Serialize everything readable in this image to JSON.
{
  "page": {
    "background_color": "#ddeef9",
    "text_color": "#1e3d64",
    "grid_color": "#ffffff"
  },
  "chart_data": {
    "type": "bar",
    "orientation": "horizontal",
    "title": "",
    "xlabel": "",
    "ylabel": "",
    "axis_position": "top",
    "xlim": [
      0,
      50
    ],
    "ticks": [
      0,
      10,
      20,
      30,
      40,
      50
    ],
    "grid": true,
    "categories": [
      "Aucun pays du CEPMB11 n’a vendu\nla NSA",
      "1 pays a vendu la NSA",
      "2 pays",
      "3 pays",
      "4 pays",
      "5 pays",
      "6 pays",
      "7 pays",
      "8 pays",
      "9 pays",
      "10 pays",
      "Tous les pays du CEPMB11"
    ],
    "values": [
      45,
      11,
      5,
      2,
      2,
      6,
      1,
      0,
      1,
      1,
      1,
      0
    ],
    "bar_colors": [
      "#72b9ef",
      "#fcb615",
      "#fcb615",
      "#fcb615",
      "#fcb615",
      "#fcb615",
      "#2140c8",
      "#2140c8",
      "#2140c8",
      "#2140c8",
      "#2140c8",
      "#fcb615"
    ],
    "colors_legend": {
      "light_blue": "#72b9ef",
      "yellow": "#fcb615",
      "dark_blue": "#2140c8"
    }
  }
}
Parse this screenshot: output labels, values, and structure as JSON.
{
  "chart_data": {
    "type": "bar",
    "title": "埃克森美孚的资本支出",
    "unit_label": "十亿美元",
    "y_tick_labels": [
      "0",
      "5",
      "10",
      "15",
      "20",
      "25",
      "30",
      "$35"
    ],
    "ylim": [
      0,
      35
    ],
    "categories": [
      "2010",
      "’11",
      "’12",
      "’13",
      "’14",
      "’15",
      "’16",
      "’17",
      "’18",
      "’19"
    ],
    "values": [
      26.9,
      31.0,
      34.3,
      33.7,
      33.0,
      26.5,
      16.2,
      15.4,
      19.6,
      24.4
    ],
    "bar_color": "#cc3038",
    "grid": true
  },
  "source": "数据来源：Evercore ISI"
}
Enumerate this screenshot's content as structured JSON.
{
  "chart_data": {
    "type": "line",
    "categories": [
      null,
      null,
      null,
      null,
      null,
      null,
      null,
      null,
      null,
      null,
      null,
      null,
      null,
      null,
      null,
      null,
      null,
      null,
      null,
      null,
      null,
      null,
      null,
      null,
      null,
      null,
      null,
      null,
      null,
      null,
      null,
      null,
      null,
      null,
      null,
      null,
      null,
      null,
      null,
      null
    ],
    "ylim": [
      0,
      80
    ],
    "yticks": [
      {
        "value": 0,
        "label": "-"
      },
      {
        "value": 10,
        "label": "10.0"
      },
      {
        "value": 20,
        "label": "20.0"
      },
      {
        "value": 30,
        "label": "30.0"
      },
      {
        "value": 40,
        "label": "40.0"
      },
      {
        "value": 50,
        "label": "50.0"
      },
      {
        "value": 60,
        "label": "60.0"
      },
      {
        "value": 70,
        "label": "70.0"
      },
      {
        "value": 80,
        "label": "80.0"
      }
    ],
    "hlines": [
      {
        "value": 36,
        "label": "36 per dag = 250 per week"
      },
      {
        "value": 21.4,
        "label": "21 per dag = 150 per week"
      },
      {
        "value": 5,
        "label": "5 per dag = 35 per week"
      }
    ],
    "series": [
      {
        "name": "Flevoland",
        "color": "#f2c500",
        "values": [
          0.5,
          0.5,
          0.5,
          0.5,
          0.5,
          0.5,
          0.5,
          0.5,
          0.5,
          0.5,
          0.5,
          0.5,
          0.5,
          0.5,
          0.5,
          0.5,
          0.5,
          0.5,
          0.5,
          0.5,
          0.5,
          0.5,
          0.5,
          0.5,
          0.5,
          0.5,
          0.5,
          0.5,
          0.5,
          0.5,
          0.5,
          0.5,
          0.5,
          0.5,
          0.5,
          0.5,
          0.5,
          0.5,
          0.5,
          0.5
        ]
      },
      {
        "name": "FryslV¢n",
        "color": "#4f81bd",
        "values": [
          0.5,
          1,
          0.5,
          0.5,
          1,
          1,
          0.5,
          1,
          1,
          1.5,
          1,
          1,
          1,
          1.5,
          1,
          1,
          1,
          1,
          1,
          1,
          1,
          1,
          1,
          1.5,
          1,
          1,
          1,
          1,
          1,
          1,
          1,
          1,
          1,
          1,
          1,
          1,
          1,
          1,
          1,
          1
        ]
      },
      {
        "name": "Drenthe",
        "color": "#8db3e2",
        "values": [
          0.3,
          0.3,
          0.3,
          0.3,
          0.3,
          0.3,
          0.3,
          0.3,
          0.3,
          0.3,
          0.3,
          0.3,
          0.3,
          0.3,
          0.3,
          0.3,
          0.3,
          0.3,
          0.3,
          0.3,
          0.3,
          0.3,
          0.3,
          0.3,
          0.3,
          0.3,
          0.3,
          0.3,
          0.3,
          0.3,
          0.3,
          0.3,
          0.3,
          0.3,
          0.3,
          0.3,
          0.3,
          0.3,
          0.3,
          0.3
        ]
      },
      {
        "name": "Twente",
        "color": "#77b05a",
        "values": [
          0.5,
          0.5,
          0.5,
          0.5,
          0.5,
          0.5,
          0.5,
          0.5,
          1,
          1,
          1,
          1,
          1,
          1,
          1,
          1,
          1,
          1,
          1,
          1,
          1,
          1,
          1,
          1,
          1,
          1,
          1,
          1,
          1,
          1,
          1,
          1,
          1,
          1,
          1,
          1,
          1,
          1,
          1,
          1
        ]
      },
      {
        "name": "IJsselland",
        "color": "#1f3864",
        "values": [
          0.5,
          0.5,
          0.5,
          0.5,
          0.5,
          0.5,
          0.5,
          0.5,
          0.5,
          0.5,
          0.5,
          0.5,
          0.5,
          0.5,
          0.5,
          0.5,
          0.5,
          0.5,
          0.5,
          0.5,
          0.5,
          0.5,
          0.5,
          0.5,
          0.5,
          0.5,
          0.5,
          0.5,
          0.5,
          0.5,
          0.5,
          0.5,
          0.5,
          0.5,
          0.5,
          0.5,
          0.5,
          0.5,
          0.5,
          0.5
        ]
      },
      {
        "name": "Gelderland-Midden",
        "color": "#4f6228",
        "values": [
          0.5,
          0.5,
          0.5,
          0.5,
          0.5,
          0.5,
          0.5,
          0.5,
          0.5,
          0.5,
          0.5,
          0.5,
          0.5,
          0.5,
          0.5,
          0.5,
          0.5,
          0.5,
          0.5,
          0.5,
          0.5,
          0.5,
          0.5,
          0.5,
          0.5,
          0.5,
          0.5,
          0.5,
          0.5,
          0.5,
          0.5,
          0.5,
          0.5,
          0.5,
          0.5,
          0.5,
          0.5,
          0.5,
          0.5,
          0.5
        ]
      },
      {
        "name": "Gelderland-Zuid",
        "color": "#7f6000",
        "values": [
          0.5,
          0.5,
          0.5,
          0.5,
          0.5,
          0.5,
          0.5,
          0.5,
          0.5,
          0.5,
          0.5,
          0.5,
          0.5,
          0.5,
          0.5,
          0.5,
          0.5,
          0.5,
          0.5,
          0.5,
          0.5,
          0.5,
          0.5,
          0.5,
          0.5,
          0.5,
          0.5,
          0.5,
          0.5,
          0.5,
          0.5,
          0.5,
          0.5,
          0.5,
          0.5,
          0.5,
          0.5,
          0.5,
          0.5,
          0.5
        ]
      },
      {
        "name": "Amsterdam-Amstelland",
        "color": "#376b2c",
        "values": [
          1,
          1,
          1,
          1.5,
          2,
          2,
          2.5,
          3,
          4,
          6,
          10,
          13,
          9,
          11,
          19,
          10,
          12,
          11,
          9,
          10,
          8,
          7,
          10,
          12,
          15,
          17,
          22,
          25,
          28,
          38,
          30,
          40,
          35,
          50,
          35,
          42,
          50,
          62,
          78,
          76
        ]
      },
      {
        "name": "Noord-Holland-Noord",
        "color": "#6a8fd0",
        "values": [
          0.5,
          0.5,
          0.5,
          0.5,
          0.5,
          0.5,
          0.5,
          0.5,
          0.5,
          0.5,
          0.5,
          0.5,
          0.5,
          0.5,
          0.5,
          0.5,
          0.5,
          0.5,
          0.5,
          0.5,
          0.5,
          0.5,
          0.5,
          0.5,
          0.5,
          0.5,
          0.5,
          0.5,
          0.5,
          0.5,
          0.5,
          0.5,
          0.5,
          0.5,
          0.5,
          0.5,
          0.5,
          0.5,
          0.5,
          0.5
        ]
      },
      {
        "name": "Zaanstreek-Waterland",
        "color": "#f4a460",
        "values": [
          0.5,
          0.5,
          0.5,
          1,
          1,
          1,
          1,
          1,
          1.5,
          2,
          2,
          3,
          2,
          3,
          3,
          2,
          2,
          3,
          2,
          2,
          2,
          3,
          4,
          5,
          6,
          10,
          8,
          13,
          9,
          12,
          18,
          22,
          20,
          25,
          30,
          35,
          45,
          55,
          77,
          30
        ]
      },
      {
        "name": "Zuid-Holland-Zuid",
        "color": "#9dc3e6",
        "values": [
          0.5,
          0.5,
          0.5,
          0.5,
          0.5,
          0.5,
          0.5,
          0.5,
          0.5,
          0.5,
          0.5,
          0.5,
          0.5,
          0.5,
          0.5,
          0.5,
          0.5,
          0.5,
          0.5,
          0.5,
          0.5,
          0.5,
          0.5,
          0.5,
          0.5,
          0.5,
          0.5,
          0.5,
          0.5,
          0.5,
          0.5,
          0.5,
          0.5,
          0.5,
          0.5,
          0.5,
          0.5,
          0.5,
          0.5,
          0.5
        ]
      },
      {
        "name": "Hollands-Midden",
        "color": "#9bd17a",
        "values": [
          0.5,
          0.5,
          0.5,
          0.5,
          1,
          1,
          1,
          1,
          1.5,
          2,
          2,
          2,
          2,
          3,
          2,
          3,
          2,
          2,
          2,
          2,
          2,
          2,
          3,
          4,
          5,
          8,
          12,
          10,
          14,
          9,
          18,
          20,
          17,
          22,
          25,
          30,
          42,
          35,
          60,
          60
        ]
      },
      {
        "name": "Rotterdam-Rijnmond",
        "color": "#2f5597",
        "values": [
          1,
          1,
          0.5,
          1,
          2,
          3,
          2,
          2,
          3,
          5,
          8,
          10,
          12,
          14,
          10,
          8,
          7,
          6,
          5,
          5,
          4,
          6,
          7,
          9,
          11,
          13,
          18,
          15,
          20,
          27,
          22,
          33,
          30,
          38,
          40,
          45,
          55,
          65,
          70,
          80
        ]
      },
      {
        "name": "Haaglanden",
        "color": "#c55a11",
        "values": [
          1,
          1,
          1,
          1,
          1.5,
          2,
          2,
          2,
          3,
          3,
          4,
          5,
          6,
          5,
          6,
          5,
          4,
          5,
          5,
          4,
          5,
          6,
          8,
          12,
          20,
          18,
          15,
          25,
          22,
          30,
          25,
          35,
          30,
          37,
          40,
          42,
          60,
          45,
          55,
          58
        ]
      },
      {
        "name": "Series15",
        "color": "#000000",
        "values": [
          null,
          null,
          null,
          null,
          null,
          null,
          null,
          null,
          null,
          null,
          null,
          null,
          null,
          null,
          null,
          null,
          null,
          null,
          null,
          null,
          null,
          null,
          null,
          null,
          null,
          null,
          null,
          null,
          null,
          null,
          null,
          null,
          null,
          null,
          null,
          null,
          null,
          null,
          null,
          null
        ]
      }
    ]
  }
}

_WORK TO BE COMPLETED_. Go through the entries above and pull out each line with "screenshot" in it.

_ANSWER BELOW_.
Parse this screenshot: output labels, values, and structure as JSON.
Enumerate this screenshot's content as structured JSON.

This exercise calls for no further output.